STATED PROBLEM: Note each line that includes the word "CHAPITRE". Copy those lines.

Stored records
· · ·

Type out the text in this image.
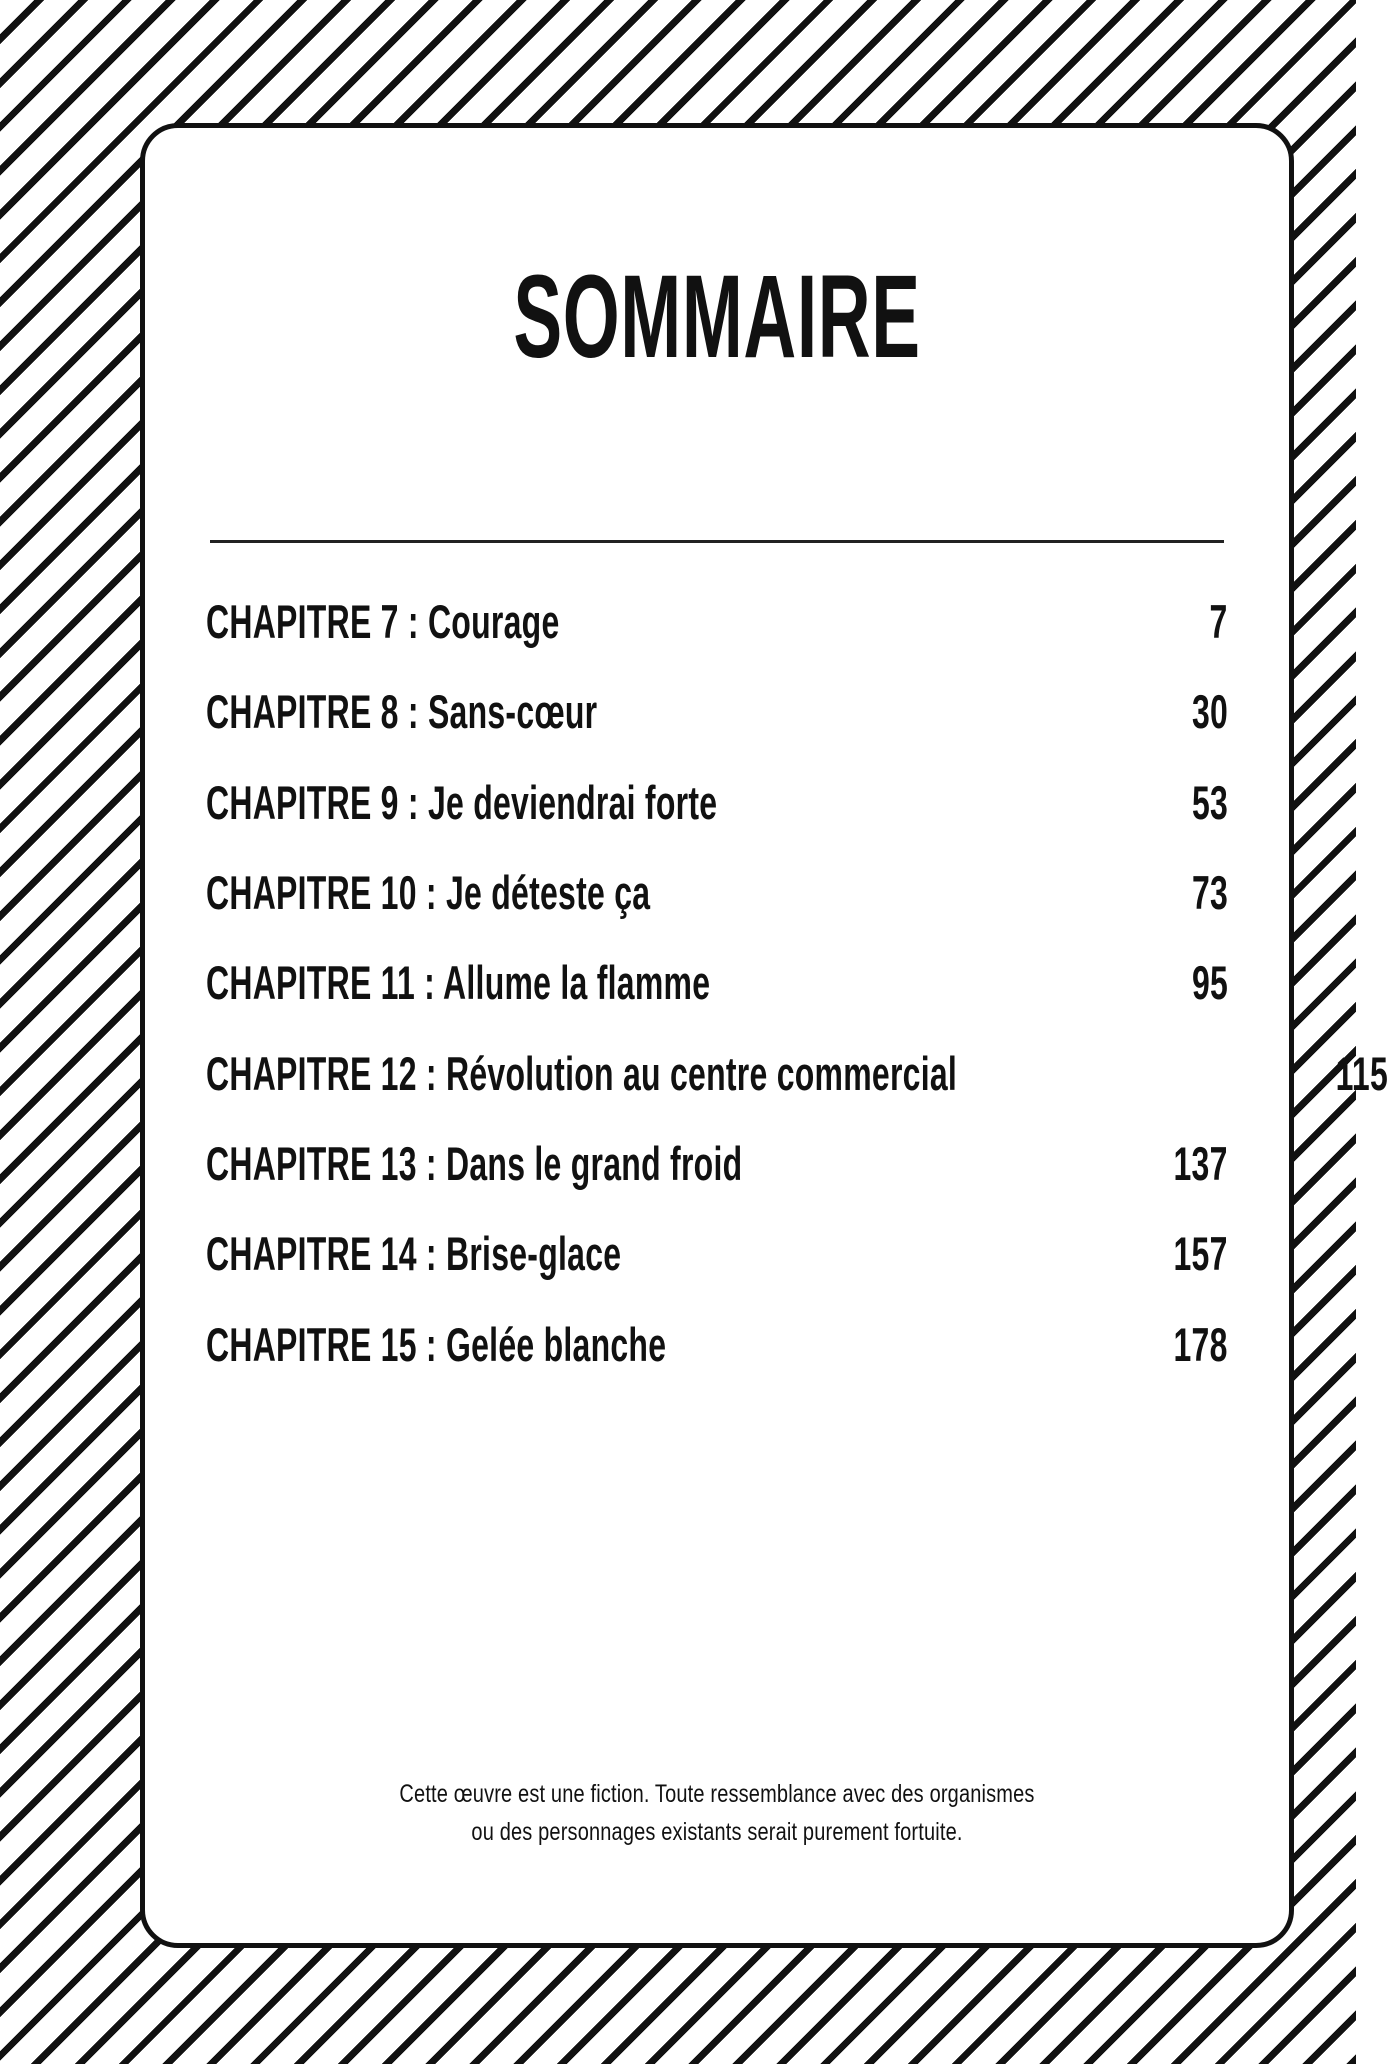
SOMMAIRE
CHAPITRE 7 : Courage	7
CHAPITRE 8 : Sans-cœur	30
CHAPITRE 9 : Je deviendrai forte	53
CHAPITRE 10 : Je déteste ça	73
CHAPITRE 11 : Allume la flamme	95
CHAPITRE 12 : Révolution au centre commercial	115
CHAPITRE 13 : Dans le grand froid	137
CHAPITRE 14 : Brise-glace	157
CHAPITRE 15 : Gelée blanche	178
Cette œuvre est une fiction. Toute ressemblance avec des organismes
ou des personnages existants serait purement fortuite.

· · ·

EXERCISE RESPONSE:
CHAPITRE 7 : Courage	7
CHAPITRE 8 : Sans-cœur	30
CHAPITRE 9 : Je deviendrai forte	53
CHAPITRE 10 : Je déteste ça	73
CHAPITRE 11 : Allume la flamme	95
CHAPITRE 12 : Révolution au centre commercial	115
CHAPITRE 13 : Dans le grand froid	137
CHAPITRE 14 : Brise-glace	157
CHAPITRE 15 : Gelée blanche	178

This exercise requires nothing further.